PROBLEM REQUIREMENTS => Each line that follows should be printed again exactly as it stands.

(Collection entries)
_ _ _

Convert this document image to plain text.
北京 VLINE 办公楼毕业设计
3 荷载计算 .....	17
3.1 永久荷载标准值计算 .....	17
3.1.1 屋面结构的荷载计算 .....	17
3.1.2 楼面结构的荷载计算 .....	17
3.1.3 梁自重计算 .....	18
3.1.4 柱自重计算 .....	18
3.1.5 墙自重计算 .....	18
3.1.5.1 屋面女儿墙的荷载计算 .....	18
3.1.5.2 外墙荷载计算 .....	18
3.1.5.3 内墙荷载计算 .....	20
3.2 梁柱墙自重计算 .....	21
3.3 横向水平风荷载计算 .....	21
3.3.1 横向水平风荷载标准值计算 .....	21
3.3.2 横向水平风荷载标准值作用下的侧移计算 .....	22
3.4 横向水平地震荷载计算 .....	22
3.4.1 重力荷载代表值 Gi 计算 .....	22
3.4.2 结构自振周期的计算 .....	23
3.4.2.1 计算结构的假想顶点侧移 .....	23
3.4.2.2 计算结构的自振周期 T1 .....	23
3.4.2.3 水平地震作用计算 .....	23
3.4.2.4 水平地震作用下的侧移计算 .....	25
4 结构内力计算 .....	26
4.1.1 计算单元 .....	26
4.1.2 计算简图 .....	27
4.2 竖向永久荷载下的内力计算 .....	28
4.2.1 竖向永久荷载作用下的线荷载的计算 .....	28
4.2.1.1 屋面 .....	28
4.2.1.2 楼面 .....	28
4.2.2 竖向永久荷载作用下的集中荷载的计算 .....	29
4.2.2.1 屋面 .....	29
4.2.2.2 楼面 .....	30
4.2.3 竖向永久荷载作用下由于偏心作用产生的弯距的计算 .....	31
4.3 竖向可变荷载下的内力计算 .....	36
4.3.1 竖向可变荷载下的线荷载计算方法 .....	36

_ _ _

THE OUTPUT =>
Convert this document image to plain text.
北京 VLINE 办公楼毕业设计
3 荷载计算 .....	17
3.1 永久荷载标准值计算 .....	17
3.1.1 屋面结构的荷载计算 .....	17
3.1.2 楼面结构的荷载计算 .....	17
3.1.3 梁自重计算 .....	18
3.1.4 柱自重计算 .....	18
3.1.5 墙自重计算 .....	18
3.1.5.1 屋面女儿墙的荷载计算 .....	18
3.1.5.2 外墙荷载计算 .....	18
3.1.5.3 内墙荷载计算 .....	20
3.2 梁柱墙自重计算 .....	21
3.3 横向水平风荷载计算 .....	21
3.3.1 横向水平风荷载标准值计算 .....	21
3.3.2 横向水平风荷载标准值作用下的侧移计算 .....	22
3.4 横向水平地震荷载计算 .....	22
3.4.1 重力荷载代表值 Gi 计算 .....	22
3.4.2 结构自振周期的计算 .....	23
3.4.2.1 计算结构的假想顶点侧移 .....	23
3.4.2.2 计算结构的自振周期 T1 .....	23
3.4.2.3 水平地震作用计算 .....	23
3.4.2.4 水平地震作用下的侧移计算 .....	25
4 结构内力计算 .....	26
4.1.1 计算单元 .....	26
4.1.2 计算简图 .....	27
4.2 竖向永久荷载下的内力计算 .....	28
4.2.1 竖向永久荷载作用下的线荷载的计算 .....	28
4.2.1.1 屋面 .....	28
4.2.1.2 楼面 .....	28
4.2.2 竖向永久荷载作用下的集中荷载的计算 .....	29
4.2.2.1 屋面 .....	29
4.2.2.2 楼面 .....	30
4.2.3 竖向永久荷载作用下由于偏心作用产生的弯距的计算 .....	31
4.3 竖向可变荷载下的内力计算 .....	36
4.3.1 竖向可变荷载下的线荷载计算方法 .....	36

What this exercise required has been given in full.